* [WRITTEN TASK]: Collect each line holding the string "message".

* [GIVEN ENTRIES]:
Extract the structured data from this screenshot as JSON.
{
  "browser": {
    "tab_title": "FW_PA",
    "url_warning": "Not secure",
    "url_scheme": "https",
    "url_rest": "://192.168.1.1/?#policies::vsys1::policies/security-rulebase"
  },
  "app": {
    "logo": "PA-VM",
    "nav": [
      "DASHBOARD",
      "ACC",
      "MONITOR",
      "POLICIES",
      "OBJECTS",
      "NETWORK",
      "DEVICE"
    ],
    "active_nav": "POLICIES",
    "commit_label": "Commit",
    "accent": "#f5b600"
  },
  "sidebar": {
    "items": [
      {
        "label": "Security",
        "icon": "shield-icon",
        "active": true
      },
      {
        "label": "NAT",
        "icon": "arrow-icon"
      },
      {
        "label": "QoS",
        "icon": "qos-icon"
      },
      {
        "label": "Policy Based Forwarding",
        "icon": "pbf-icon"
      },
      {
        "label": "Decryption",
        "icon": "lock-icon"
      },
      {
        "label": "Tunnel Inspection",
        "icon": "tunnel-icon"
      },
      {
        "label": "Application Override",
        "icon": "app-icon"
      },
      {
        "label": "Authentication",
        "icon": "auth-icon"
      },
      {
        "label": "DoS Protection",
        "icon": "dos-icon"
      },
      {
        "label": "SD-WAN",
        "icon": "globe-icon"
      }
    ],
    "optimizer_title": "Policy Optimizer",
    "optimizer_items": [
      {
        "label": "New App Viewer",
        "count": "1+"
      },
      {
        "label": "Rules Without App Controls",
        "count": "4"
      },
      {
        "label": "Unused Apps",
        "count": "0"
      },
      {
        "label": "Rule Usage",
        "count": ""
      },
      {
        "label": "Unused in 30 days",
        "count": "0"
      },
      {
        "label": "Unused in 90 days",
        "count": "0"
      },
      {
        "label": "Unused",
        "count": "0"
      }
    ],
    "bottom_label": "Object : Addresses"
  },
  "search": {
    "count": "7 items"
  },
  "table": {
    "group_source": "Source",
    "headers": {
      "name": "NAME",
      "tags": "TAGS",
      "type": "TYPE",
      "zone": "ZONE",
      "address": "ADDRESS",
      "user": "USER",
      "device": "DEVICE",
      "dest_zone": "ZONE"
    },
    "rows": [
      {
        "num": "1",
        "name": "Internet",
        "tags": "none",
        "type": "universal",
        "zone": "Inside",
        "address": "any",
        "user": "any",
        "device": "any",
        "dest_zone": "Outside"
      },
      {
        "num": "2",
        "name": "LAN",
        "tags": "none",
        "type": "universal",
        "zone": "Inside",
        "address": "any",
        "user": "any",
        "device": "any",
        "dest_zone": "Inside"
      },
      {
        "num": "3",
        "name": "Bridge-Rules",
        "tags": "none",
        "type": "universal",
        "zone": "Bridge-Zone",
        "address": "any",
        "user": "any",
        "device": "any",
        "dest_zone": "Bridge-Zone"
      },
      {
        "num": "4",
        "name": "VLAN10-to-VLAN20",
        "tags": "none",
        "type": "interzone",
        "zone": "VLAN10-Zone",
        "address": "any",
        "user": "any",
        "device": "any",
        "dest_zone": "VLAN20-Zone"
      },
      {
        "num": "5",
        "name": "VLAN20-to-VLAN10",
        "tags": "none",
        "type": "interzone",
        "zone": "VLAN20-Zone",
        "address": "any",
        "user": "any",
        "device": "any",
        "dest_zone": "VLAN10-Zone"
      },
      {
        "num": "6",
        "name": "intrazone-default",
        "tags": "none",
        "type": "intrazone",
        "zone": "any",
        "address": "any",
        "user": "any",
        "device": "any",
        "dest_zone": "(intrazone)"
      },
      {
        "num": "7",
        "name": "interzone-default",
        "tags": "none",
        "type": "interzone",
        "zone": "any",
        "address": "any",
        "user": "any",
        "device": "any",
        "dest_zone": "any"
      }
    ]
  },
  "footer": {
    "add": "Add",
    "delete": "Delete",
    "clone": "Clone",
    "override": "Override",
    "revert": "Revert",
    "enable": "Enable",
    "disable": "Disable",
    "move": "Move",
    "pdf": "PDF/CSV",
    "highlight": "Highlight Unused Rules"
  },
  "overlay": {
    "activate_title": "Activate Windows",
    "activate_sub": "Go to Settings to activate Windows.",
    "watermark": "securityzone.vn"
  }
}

---

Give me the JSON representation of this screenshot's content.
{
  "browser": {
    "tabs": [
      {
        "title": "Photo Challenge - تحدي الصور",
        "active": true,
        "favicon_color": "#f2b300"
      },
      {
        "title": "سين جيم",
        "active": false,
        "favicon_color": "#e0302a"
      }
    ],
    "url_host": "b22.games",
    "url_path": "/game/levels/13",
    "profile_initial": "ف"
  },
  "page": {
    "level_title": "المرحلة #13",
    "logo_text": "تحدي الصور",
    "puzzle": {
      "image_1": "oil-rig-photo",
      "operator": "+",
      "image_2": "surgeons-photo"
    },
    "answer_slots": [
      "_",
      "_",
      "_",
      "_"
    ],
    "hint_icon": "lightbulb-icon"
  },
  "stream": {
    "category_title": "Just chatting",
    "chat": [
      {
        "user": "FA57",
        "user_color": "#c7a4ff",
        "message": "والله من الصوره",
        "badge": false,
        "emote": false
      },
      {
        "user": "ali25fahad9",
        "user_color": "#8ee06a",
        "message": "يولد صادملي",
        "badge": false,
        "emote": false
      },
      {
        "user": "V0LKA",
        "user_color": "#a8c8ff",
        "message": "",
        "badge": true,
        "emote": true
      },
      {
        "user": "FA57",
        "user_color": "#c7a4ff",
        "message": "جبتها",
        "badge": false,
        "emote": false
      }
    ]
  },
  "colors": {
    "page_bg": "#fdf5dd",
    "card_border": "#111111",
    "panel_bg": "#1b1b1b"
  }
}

* [RESPONSE TO THE TASK]:
        "message": "والله من الصوره",
        "message": "يولد صادملي",
        "message": "",
        "message": "جبتها",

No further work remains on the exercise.